Exercise prompt = Type out all the records word for word. Any pictures are to be left out.

::::

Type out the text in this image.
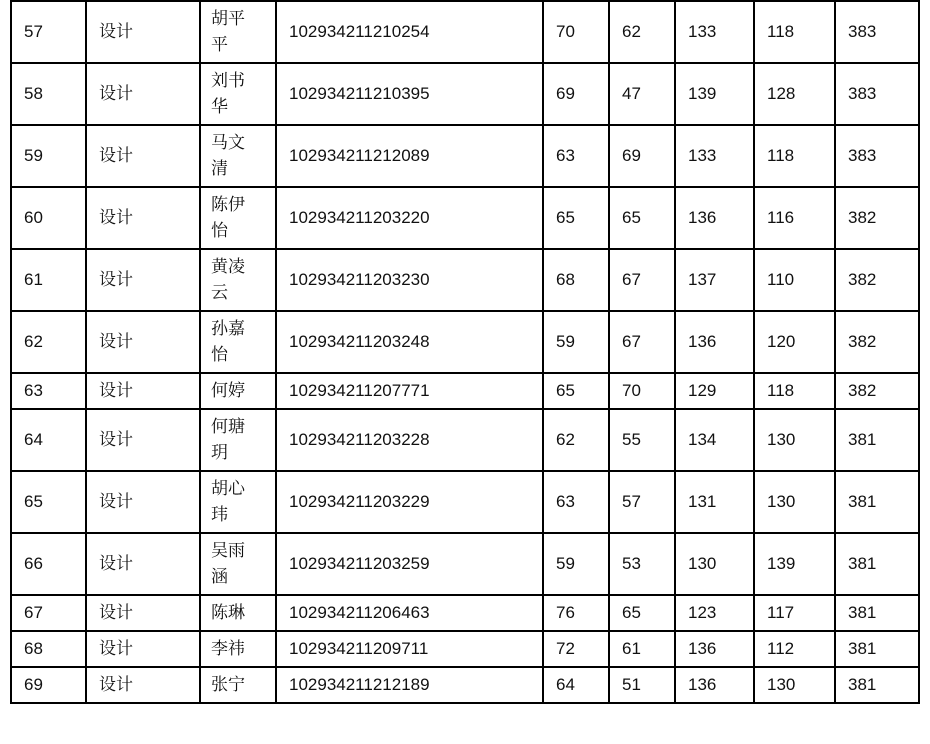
57	设计	胡平平	102934211210254	70	62	133	118	383
58	设计	刘书华	102934211210395	69	47	139	128	383
59	设计	马文清	102934211212089	63	69	133	118	383
60	设计	陈伊怡	102934211203220	65	65	136	116	382
61	设计	黄凌云	102934211203230	68	67	137	110	382
62	设计	孙嘉怡	102934211203248	59	67	136	120	382
63	设计	何婷	102934211207771	65	70	129	118	382
64	设计	何瑭玥	102934211203228	62	55	134	130	381
65	设计	胡心玮	102934211203229	63	57	131	130	381
66	设计	吴雨涵	102934211203259	59	53	130	139	381
67	设计	陈琳	102934211206463	76	65	123	117	381
68	设计	李祎	102934211209711	72	61	136	112	381
69	设计	张宁	102934211212189	64	51	136	130	381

::::

Result of this exercise =
Type out the text in this image.
57	设计	胡平平	102934211210254	70	62	133	118	383
58	设计	刘书华	102934211210395	69	47	139	128	383
59	设计	马文清	102934211212089	63	69	133	118	383
60	设计	陈伊怡	102934211203220	65	65	136	116	382
61	设计	黄凌云	102934211203230	68	67	137	110	382
62	设计	孙嘉怡	102934211203248	59	67	136	120	382
63	设计	何婷	102934211207771	65	70	129	118	382
64	设计	何瑭玥	102934211203228	62	55	134	130	381
65	设计	胡心玮	102934211203229	63	57	131	130	381
66	设计	吴雨涵	102934211203259	59	53	130	139	381
67	设计	陈琳	102934211206463	76	65	123	117	381
68	设计	李祎	102934211209711	72	61	136	112	381
69	设计	张宁	102934211212189	64	51	136	130	381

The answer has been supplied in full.